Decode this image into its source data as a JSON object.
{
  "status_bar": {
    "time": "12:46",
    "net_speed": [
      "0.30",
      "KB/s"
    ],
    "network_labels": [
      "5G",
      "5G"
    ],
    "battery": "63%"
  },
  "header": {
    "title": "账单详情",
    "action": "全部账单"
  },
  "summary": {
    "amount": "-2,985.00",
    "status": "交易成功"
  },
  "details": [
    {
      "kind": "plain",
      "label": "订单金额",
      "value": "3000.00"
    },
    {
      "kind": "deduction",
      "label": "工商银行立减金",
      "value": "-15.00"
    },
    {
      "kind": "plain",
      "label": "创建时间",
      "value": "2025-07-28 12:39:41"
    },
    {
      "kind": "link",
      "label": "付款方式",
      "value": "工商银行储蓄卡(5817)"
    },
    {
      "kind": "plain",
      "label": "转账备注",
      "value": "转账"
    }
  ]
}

——

* **Aim of the task**:
Where a line of the records above holds the word "value", copy that line.

* **The reply**:
      "value": "3000.00"
      "value": "-15.00"
      "value": "2025-07-28 12:39:41"
      "value": "工商银行储蓄卡(5817)"
      "value": "转账"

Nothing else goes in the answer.